Box annotation data
BEGIN

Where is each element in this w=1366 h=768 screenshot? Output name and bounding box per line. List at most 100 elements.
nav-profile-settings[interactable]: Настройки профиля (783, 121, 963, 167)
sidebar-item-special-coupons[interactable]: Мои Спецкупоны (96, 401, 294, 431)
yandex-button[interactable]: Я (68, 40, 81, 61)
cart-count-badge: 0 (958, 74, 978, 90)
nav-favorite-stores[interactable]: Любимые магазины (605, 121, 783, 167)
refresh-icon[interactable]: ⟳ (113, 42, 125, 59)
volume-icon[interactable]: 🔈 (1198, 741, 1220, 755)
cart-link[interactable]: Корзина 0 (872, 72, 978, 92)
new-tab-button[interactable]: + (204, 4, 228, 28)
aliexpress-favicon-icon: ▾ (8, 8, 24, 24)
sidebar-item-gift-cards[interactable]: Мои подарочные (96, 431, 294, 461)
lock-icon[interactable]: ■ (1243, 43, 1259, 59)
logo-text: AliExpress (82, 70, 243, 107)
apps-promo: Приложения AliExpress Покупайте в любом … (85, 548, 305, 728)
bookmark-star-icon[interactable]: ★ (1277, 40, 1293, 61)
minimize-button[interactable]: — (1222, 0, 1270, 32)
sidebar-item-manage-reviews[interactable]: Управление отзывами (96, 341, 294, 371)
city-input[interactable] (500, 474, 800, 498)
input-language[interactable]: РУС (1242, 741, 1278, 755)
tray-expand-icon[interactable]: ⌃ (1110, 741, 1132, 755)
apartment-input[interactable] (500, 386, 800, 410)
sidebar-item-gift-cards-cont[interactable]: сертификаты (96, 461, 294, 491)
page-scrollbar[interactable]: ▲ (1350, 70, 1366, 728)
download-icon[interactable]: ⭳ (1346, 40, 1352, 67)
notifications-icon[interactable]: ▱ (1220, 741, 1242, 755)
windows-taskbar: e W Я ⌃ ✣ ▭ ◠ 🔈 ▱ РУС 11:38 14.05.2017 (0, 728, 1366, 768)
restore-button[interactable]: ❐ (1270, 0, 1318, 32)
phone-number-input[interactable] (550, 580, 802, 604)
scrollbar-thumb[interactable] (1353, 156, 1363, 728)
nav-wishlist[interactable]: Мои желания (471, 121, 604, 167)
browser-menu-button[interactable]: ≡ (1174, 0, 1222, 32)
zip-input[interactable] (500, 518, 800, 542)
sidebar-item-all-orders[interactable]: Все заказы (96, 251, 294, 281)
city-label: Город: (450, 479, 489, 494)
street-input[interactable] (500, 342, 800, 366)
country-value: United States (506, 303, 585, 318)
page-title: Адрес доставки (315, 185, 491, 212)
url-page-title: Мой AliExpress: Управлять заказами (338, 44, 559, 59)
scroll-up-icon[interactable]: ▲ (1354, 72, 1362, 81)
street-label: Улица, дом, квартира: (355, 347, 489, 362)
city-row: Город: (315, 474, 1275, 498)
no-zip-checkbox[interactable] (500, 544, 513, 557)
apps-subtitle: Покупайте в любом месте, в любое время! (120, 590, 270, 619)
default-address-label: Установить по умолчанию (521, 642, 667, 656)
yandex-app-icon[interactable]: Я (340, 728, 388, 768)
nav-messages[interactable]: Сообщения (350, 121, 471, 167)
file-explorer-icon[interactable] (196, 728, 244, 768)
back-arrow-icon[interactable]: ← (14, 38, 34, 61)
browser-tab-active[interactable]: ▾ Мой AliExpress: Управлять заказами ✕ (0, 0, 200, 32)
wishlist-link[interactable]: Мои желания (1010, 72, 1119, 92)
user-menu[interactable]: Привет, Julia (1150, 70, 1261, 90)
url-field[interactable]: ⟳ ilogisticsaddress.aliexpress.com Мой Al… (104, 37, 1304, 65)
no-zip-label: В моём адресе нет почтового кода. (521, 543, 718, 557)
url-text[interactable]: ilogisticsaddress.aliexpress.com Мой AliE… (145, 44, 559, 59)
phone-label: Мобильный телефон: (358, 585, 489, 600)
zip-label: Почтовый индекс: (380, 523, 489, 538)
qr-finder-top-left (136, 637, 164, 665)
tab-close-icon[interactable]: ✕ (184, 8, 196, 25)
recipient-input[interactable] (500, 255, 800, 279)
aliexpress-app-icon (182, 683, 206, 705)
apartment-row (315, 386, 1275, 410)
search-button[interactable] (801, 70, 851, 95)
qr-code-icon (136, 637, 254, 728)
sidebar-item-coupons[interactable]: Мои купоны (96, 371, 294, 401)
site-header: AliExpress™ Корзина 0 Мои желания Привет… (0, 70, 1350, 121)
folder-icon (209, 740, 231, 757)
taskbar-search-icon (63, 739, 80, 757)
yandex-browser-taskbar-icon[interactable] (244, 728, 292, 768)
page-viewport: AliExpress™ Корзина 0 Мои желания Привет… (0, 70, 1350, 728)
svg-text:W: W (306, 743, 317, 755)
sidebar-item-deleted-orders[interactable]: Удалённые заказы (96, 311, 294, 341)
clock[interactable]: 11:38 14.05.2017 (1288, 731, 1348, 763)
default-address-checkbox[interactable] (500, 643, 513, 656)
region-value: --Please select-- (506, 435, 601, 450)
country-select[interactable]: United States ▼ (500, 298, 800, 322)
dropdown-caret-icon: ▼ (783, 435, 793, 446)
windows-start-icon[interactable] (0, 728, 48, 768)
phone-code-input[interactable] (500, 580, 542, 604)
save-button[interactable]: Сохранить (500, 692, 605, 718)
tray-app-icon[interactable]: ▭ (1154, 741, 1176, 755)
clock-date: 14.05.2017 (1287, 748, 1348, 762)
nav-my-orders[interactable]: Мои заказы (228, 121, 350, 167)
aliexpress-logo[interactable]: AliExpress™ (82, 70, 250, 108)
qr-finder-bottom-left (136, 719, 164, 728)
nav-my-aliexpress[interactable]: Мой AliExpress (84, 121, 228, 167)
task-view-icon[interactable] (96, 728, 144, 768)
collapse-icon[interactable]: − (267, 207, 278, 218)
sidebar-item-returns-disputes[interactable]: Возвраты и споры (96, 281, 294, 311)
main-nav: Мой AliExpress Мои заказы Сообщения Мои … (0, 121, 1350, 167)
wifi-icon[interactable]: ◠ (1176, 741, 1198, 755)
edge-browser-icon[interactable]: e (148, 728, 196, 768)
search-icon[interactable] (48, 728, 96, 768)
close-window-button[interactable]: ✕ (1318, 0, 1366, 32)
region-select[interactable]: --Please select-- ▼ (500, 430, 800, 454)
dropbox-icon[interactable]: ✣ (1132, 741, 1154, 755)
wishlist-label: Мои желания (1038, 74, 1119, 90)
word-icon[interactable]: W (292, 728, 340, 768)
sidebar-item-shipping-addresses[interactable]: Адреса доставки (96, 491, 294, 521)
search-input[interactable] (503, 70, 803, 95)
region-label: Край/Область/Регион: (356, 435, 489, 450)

END

**BRIEF:** Please rewrite the rows above, changing "bounding box" to "box coordinates" and keeping everything else the same.

**RESULT FOR THIS EXERCISE:**
Where is each element in this w=1366 h=768 screenshot? Output name and box coordinates per line. List at most 100 elements.
nav-profile-settings[interactable]: Настройки профиля (783, 121, 963, 167)
sidebar-item-special-coupons[interactable]: Мои Спецкупоны (96, 401, 294, 431)
yandex-button[interactable]: Я (68, 40, 81, 61)
cart-count-badge: 0 (958, 74, 978, 90)
nav-favorite-stores[interactable]: Любимые магазины (605, 121, 783, 167)
refresh-icon[interactable]: ⟳ (113, 42, 125, 59)
volume-icon[interactable]: 🔈 (1198, 741, 1220, 755)
cart-link[interactable]: Корзина 0 (872, 72, 978, 92)
new-tab-button[interactable]: + (204, 4, 228, 28)
aliexpress-favicon-icon: ▾ (8, 8, 24, 24)
sidebar-item-gift-cards[interactable]: Мои подарочные (96, 431, 294, 461)
lock-icon[interactable]: ■ (1243, 43, 1259, 59)
logo-text: AliExpress (82, 70, 243, 107)
apps-promo: Приложения AliExpress Покупайте в любом … (85, 548, 305, 728)
bookmark-star-icon[interactable]: ★ (1277, 40, 1293, 61)
minimize-button[interactable]: — (1222, 0, 1270, 32)
sidebar-item-manage-reviews[interactable]: Управление отзывами (96, 341, 294, 371)
city-input[interactable] (500, 474, 800, 498)
input-language[interactable]: РУС (1242, 741, 1278, 755)
tray-expand-icon[interactable]: ⌃ (1110, 741, 1132, 755)
apartment-input[interactable] (500, 386, 800, 410)
sidebar-item-gift-cards-cont[interactable]: сертификаты (96, 461, 294, 491)
page-scrollbar[interactable]: ▲ (1350, 70, 1366, 728)
download-icon[interactable]: ⭳ (1346, 40, 1352, 67)
notifications-icon[interactable]: ▱ (1220, 741, 1242, 755)
windows-taskbar: e W Я ⌃ ✣ ▭ ◠ 🔈 ▱ РУС 11:38 14.05.2017 (0, 728, 1366, 768)
restore-button[interactable]: ❐ (1270, 0, 1318, 32)
phone-number-input[interactable] (550, 580, 802, 604)
scrollbar-thumb[interactable] (1353, 156, 1363, 728)
nav-wishlist[interactable]: Мои желания (471, 121, 604, 167)
browser-menu-button[interactable]: ≡ (1174, 0, 1222, 32)
zip-input[interactable] (500, 518, 800, 542)
sidebar-item-all-orders[interactable]: Все заказы (96, 251, 294, 281)
city-label: Город: (450, 479, 489, 494)
street-input[interactable] (500, 342, 800, 366)
country-value: United States (506, 303, 585, 318)
page-title: Адрес доставки (315, 185, 491, 212)
url-page-title: Мой AliExpress: Управлять заказами (338, 44, 559, 59)
scroll-up-icon[interactable]: ▲ (1354, 72, 1362, 81)
street-label: Улица, дом, квартира: (355, 347, 489, 362)
city-row: Город: (315, 474, 1275, 498)
no-zip-checkbox[interactable] (500, 544, 513, 557)
apps-subtitle: Покупайте в любом месте, в любое время! (120, 590, 270, 619)
default-address-label: Установить по умолчанию (521, 642, 667, 656)
yandex-app-icon[interactable]: Я (340, 728, 388, 768)
nav-messages[interactable]: Сообщения (350, 121, 471, 167)
file-explorer-icon[interactable] (196, 728, 244, 768)
back-arrow-icon[interactable]: ← (14, 38, 34, 61)
browser-tab-active[interactable]: ▾ Мой AliExpress: Управлять заказами ✕ (0, 0, 200, 32)
wishlist-link[interactable]: Мои желания (1010, 72, 1119, 92)
user-menu[interactable]: Привет, Julia (1150, 70, 1261, 90)
url-field[interactable]: ⟳ ilogisticsaddress.aliexpress.com Мой Al… (104, 37, 1304, 65)
no-zip-label: В моём адресе нет почтового кода. (521, 543, 718, 557)
url-text[interactable]: ilogisticsaddress.aliexpress.com Мой AliE… (145, 44, 559, 59)
phone-label: Мобильный телефон: (358, 585, 489, 600)
zip-label: Почтовый индекс: (380, 523, 489, 538)
qr-finder-top-left (136, 637, 164, 665)
tab-close-icon[interactable]: ✕ (184, 8, 196, 25)
recipient-input[interactable] (500, 255, 800, 279)
aliexpress-app-icon (182, 683, 206, 705)
apartment-row (315, 386, 1275, 410)
search-button[interactable] (801, 70, 851, 95)
qr-code-icon (136, 637, 254, 728)
sidebar-item-coupons[interactable]: Мои купоны (96, 371, 294, 401)
site-header: AliExpress™ Корзина 0 Мои желания Привет… (0, 70, 1350, 121)
folder-icon (209, 740, 231, 757)
taskbar-search-icon (63, 739, 80, 757)
yandex-browser-taskbar-icon[interactable] (244, 728, 292, 768)
page-viewport: AliExpress™ Корзина 0 Мои желания Привет… (0, 70, 1350, 728)
svg-text:W: W (306, 743, 317, 755)
sidebar-item-deleted-orders[interactable]: Удалённые заказы (96, 311, 294, 341)
clock[interactable]: 11:38 14.05.2017 (1288, 731, 1348, 763)
default-address-checkbox[interactable] (500, 643, 513, 656)
region-value: --Please select-- (506, 435, 601, 450)
country-select[interactable]: United States ▼ (500, 298, 800, 322)
dropdown-caret-icon: ▼ (783, 435, 793, 446)
windows-start-icon[interactable] (0, 728, 48, 768)
phone-code-input[interactable] (500, 580, 542, 604)
save-button[interactable]: Сохранить (500, 692, 605, 718)
tray-app-icon[interactable]: ▭ (1154, 741, 1176, 755)
clock-date: 14.05.2017 (1287, 748, 1348, 762)
nav-my-orders[interactable]: Мои заказы (228, 121, 350, 167)
aliexpress-logo[interactable]: AliExpress™ (82, 70, 250, 108)
qr-finder-bottom-left (136, 719, 164, 728)
nav-my-aliexpress[interactable]: Мой AliExpress (84, 121, 228, 167)
task-view-icon[interactable] (96, 728, 144, 768)
collapse-icon[interactable]: − (267, 207, 278, 218)
sidebar-item-returns-disputes[interactable]: Возвраты и споры (96, 281, 294, 311)
main-nav: Мой AliExpress Мои заказы Сообщения Мои … (0, 121, 1350, 167)
wifi-icon[interactable]: ◠ (1176, 741, 1198, 755)
edge-browser-icon[interactable]: e (148, 728, 196, 768)
search-icon[interactable] (48, 728, 96, 768)
close-window-button[interactable]: ✕ (1318, 0, 1366, 32)
region-select[interactable]: --Please select-- ▼ (500, 430, 800, 454)
dropbox-icon[interactable]: ✣ (1132, 741, 1154, 755)
wishlist-label: Мои желания (1038, 74, 1119, 90)
word-icon[interactable]: W (292, 728, 340, 768)
sidebar-item-shipping-addresses[interactable]: Адреса доставки (96, 491, 294, 521)
search-input[interactable] (503, 70, 803, 95)
region-label: Край/Область/Регион: (356, 435, 489, 450)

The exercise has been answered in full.